### GIVEN ENTRIES

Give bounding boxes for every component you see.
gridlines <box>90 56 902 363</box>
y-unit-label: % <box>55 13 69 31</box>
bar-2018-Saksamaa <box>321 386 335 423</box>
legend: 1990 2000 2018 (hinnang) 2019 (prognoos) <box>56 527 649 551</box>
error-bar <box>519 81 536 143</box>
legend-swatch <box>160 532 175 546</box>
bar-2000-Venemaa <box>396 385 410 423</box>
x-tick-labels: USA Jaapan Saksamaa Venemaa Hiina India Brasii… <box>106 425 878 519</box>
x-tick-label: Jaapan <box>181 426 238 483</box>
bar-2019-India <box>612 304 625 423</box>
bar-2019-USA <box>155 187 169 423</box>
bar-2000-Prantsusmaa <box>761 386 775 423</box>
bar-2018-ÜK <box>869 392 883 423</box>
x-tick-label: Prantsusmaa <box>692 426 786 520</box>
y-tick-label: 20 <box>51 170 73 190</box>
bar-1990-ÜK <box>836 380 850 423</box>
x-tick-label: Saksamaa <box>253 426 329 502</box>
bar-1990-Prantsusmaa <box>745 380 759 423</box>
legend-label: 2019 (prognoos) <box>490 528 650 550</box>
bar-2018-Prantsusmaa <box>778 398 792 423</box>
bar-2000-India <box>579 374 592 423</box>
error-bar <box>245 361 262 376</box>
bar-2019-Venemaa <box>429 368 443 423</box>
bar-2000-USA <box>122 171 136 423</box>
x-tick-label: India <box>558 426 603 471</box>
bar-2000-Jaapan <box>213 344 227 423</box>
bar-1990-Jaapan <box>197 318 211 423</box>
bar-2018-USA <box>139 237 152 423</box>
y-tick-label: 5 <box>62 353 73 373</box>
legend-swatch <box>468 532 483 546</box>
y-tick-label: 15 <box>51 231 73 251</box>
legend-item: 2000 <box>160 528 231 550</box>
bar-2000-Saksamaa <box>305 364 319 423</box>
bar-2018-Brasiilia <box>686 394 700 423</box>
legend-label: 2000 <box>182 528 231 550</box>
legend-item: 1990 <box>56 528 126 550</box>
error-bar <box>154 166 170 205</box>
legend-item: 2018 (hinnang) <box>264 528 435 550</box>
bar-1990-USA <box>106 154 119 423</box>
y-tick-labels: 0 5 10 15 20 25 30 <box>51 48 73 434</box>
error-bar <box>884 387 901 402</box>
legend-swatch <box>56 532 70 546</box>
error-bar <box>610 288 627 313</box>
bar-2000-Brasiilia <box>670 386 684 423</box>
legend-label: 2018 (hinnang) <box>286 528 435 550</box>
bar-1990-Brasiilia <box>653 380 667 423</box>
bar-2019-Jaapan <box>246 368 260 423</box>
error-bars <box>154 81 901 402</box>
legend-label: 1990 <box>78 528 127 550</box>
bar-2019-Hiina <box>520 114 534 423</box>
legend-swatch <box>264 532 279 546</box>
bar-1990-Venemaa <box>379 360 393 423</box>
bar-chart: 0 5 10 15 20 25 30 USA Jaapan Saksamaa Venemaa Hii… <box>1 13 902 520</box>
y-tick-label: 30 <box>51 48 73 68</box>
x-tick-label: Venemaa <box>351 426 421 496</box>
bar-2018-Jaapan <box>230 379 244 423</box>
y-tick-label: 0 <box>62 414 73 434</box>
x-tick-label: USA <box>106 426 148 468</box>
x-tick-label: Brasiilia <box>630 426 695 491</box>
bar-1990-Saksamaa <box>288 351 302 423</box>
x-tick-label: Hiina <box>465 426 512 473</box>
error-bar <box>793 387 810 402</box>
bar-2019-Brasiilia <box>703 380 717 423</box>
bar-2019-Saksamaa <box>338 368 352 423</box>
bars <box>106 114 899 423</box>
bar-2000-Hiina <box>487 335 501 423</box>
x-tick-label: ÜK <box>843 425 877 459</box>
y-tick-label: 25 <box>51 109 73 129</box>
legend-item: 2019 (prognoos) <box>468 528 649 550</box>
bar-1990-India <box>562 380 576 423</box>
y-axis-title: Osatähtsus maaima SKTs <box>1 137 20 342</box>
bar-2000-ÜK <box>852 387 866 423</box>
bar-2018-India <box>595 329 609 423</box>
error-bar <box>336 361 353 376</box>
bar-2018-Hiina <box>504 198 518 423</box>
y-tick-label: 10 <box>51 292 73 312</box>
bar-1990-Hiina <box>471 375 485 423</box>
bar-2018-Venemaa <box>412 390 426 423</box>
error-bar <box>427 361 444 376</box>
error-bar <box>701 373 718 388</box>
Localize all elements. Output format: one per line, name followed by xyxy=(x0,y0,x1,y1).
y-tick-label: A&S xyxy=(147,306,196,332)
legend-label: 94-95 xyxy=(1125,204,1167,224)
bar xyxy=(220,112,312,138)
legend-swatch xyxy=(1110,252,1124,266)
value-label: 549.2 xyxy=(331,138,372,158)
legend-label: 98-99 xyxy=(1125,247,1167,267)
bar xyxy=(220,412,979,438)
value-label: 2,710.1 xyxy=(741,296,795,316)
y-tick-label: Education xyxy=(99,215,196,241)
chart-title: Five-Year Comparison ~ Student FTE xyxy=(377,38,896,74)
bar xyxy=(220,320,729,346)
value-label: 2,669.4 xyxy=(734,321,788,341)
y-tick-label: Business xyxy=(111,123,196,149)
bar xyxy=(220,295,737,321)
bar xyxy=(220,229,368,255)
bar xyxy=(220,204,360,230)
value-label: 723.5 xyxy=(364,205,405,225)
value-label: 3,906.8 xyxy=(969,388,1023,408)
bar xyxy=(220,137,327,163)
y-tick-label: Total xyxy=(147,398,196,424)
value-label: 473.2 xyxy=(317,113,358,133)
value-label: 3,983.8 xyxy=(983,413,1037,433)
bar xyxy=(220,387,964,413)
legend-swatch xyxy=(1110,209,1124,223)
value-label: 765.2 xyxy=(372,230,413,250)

### TO BE DONE
Give every line from the start of the entries through the line containing "bar-2019-Venemaa <box>429 368 443 423</box>", both ends included, as a JSON list of strings with one string per line and blank lines left out.

### COMPLETE ANSWER
[
  "Give bounding boxes for every component you see.",
  "gridlines <box>90 56 902 363</box>",
  "y-unit-label: % <box>55 13 69 31</box>",
  "bar-2018-Saksamaa <box>321 386 335 423</box>",
  "legend: 1990 2000 2018 (hinnang) 2019 (prognoos) <box>56 527 649 551</box>",
  "error-bar <box>519 81 536 143</box>",
  "legend-swatch <box>160 532 175 546</box>",
  "bar-2000-Venemaa <box>396 385 410 423</box>",
  "x-tick-labels: USA Jaapan Saksamaa Venemaa Hiina India Brasii… <box>106 425 878 519</box>",
  "x-tick-label: Jaapan <box>181 426 238 483</box>",
  "bar-2019-India <box>612 304 625 423</box>",
  "bar-2019-USA <box>155 187 169 423</box>",
  "bar-2000-Prantsusmaa <box>761 386 775 423</box>",
  "bar-2018-ÜK <box>869 392 883 423</box>",
  "x-tick-label: Prantsusmaa <box>692 426 786 520</box>",
  "y-tick-label: 20 <box>51 170 73 190</box>",
  "bar-1990-ÜK <box>836 380 850 423</box>",
  "x-tick-label: Saksamaa <box>253 426 329 502</box>",
  "bar-1990-Prantsusmaa <box>745 380 759 423</box>",
  "legend-label: 2019 (prognoos) <box>490 528 650 550</box>",
  "bar-2018-Prantsusmaa <box>778 398 792 423</box>",
  "bar-2000-India <box>579 374 592 423</box>",
  "error-bar <box>245 361 262 376</box>",
  "bar-2019-Venemaa <box>429 368 443 423</box>"
]